### TEXT UNDER STUDY
- Opening Delimiter -

Golf: Two weeks before the Games, Matthieu Pavon ends his Major season with the British Open

Before hoping to shine on the national golf course at the Olympic Games in Paris, at home, Matthieu Pavon has a date in Troon, Scotland, where the British Open, the last Major of the season, is taking place from this Thursday. A season where the French number one has particularly shone.

Of the 15 tournaments he has played in since the start of the year, the Toulouse native has finished on the podium twice (winner of the Farmers Insurance Open in San Diego and third at the AT&T Pebble Beach) and recently impressed by finishing fifth at the US Open. Especially since this performance came after a period of decline for the Frenchman.

At the second Major of the year, the PGA Championship, Matthieu Pavon was not even able to play at the weekend, worn out by the many trips he had been making for many weeks. However, his 12th place at the Augusta Masters, the first Major, was only a month old.

But the US Open put him back in the upper echelons of world golf, and above all, gave him back his confidence, he who was still second on the morning of the last day. “It’s great to experience that, to be in the last game and to live all these emotional moments. Being paired with the winning player, seeing how to manage certain holes and certain ups and downs, it was very instructive. I learned a lot of things again,” he confided after the tournament.

Don’t dwell on Scottish Open failure

Since then, Pavon has finished 16th at the Travelers Championship, the final Signature Event of the PGA Tour season, and missed the Scottish Open weekend. So it is with a spirit of revenge that the 31-year-old golfer arrives in Troon, also in Scotland, for the final Major of the year, on a golf course he does not know.

The reconnaissance rounds, especially on the last holes of the course, must have been precious for Pavon. In Troon, the Frenchman will have to build up the maximum confidence with good results. This will be before starting the Olympic Games, in Saint-Quentin-en-Yvelines. Let’s hope that at home, he can shine as much as he has done all around the world this year.

- Closing Delimiter -

### SUPPLIED DATA
- Opening Delimiter -

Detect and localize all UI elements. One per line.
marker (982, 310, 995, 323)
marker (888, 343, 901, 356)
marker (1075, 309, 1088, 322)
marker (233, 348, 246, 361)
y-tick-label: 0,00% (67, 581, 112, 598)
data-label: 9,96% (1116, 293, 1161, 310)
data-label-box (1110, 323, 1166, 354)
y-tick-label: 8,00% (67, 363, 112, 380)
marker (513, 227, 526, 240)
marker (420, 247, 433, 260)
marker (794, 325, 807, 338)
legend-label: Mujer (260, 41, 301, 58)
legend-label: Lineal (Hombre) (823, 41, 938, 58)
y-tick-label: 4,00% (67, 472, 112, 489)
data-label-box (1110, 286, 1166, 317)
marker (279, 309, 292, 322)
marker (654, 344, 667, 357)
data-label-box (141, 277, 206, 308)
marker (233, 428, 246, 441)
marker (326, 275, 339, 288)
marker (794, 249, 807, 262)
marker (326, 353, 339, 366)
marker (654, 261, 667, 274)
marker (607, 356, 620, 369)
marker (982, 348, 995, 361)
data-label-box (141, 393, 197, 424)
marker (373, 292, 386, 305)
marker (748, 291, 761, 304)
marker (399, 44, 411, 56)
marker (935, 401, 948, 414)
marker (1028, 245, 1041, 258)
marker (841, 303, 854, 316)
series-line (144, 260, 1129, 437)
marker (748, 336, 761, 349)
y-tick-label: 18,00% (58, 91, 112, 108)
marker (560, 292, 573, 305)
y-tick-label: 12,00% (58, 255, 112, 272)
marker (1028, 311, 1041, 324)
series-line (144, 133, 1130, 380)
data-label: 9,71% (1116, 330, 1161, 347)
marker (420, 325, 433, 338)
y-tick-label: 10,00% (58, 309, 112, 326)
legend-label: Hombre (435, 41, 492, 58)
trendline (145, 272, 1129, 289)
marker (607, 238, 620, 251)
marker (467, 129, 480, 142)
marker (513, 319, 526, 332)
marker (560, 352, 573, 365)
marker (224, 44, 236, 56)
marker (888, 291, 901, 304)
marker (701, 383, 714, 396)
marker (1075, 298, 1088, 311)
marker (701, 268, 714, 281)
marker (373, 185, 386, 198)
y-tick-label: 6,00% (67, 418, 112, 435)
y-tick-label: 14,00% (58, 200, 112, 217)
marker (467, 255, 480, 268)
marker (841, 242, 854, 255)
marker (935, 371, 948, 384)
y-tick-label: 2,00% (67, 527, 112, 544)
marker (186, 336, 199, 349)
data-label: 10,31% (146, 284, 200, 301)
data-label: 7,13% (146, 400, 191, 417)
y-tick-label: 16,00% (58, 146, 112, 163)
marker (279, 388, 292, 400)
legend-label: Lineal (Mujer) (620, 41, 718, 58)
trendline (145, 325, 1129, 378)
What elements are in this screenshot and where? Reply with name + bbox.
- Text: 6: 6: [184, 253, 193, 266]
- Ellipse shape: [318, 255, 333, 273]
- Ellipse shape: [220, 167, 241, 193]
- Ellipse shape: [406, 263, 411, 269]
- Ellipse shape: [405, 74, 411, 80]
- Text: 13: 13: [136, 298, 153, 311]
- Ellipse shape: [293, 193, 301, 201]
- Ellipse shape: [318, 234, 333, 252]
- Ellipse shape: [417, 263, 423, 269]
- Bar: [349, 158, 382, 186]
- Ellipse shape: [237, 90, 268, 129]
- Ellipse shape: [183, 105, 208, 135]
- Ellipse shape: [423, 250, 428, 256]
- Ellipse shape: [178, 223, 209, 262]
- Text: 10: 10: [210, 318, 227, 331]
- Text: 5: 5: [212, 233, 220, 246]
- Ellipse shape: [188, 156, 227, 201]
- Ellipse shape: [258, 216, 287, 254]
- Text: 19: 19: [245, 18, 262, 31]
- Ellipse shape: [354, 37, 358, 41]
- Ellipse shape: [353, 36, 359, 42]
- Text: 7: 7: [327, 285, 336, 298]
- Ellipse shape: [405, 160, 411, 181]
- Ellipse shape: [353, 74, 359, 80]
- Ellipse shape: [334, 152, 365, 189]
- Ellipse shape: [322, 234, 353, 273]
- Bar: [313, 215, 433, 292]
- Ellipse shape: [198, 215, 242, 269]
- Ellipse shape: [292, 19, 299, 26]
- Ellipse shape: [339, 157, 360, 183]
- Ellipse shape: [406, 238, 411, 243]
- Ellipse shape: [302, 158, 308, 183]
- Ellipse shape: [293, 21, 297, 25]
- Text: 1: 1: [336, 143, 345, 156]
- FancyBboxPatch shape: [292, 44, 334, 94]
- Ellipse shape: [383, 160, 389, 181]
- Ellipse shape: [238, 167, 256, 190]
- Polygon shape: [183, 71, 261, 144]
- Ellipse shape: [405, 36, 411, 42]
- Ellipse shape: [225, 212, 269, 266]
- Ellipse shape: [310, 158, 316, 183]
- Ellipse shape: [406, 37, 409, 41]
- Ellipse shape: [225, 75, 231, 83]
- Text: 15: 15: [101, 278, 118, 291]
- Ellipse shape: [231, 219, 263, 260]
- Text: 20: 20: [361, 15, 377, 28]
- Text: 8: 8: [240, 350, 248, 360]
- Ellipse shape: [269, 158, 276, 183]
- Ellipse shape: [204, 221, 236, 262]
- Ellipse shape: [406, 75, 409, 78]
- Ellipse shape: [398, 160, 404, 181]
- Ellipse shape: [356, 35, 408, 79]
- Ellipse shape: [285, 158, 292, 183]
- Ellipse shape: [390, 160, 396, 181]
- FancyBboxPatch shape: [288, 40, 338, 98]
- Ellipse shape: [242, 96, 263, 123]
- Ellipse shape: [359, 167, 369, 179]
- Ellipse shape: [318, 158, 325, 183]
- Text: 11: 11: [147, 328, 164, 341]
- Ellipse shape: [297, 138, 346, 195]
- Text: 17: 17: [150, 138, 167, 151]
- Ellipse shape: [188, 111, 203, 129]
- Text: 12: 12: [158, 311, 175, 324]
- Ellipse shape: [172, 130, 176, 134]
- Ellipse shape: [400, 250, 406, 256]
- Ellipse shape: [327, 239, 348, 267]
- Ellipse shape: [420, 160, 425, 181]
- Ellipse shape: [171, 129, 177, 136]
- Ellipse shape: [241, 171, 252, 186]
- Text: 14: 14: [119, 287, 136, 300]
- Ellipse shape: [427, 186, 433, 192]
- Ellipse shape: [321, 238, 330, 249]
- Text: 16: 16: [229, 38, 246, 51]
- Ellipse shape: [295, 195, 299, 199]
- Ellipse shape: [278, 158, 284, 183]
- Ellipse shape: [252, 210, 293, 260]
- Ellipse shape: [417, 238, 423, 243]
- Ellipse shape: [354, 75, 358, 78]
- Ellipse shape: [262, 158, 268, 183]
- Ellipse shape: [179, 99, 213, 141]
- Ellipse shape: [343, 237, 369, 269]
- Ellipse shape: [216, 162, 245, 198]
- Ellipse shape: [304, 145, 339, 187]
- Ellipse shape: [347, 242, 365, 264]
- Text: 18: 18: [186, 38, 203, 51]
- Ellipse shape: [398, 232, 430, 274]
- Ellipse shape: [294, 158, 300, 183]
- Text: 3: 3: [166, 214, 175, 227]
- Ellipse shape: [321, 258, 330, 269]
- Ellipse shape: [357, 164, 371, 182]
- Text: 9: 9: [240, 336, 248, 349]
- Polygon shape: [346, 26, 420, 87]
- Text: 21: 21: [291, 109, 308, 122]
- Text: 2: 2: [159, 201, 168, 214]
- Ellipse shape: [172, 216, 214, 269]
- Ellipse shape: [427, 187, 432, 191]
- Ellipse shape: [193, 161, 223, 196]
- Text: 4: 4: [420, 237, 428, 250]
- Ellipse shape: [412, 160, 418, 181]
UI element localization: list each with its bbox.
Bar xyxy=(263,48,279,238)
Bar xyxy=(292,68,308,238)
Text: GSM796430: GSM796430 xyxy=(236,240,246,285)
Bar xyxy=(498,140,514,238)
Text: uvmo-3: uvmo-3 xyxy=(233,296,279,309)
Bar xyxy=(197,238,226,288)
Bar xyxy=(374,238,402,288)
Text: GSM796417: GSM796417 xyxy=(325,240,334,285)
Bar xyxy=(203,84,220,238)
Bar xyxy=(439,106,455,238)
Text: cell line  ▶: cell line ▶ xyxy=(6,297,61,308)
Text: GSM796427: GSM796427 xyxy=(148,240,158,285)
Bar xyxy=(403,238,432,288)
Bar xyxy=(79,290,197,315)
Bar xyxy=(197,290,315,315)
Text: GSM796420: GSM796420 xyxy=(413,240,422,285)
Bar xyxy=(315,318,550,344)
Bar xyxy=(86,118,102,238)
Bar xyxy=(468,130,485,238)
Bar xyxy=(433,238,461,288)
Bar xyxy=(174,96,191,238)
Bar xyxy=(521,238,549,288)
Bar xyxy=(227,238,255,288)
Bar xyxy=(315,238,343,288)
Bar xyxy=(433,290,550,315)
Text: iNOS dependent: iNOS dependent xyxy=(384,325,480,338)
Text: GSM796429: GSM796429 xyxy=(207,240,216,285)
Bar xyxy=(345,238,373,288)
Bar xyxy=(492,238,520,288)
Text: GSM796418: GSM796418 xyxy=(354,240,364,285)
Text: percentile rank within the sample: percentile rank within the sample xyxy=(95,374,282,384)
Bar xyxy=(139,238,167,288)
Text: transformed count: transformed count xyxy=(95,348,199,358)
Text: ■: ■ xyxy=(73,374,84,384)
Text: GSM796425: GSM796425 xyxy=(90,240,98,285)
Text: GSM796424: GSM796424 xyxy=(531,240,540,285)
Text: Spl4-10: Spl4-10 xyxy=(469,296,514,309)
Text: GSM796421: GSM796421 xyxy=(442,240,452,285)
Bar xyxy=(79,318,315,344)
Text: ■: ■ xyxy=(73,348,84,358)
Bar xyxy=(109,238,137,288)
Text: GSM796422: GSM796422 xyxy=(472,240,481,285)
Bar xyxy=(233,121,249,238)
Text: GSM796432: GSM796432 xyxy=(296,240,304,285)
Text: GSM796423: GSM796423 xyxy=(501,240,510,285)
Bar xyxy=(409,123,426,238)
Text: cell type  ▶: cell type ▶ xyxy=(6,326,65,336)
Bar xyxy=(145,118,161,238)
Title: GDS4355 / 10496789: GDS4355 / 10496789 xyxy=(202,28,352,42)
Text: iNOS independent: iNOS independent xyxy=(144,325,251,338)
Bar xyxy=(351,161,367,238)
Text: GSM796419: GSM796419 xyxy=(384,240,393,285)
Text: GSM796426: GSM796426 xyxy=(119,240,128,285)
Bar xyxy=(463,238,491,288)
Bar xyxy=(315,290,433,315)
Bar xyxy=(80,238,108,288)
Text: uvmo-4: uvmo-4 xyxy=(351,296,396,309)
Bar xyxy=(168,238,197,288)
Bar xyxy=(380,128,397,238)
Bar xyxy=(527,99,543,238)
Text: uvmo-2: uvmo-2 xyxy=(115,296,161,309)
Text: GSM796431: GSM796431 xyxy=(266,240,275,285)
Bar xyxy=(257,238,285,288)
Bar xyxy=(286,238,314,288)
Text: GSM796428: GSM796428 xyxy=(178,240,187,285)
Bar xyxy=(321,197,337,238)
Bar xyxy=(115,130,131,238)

- Closing Delimiter -

Please retype the part of the golf article starting with "Don’t dwell on" and going on through "does not know.". Rely only on the article about Matthieu Pavon and set the records aside.

### FINAL ANSWER
Don’t dwell on Scottish Open failure

Since then, Pavon has finished 16th at the Travelers Championship, the final Signature Event of the PGA Tour season, and missed the Scottish Open weekend. So it is with a spirit of revenge that the 31-year-old golfer arrives in Troon, also in Scotland, for the final Major of the year, on a golf course he does not know.